== EXERCISE BRIEF ==
Copy out every line in the entries below that includes "with".

== DATA ENTRIES ==
START

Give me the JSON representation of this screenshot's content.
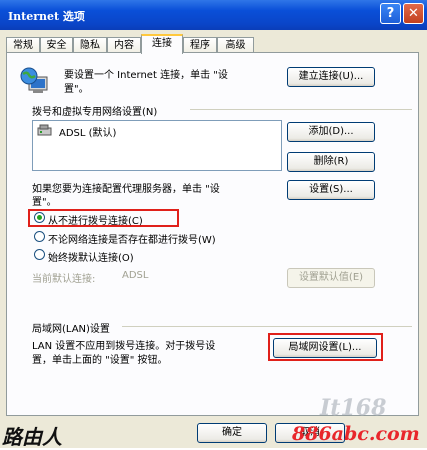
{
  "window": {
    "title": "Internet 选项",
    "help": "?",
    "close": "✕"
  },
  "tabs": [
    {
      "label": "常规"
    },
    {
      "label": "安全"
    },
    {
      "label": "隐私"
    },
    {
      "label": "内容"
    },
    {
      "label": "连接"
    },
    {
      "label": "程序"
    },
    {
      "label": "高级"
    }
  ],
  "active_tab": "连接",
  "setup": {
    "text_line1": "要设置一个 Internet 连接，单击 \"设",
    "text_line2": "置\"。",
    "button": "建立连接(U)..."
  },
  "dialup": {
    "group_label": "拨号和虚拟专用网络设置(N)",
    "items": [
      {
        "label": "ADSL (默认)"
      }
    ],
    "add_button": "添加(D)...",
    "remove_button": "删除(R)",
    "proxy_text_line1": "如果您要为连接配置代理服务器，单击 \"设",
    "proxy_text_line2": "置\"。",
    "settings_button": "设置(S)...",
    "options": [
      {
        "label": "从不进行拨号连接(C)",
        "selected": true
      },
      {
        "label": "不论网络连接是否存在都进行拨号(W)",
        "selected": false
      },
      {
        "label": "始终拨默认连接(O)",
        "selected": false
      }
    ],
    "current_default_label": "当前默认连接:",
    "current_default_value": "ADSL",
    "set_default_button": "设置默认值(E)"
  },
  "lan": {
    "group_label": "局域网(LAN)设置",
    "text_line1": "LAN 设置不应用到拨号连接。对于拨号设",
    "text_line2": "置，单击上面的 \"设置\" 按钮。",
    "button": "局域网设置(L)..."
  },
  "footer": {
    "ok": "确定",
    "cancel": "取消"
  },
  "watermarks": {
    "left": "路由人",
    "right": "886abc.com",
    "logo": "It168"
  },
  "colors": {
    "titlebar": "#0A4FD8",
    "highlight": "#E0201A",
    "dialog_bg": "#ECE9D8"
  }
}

END
START

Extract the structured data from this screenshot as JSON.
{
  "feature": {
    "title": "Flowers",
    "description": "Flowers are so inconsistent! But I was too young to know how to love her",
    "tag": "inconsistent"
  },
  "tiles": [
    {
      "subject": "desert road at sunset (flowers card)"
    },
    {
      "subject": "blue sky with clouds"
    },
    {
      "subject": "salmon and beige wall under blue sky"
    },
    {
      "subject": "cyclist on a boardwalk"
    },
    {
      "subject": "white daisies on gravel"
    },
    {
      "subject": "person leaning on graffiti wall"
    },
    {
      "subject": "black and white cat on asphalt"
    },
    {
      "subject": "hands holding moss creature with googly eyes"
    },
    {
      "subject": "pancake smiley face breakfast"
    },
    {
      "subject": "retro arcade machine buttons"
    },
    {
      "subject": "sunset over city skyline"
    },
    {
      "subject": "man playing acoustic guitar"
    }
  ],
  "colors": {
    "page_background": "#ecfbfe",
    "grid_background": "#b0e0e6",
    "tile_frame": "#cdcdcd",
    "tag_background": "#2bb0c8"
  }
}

END

== FINISHED EXERCISE ==
      "subject": "blue sky with clouds"
      "subject": "hands holding moss creature with googly eyes"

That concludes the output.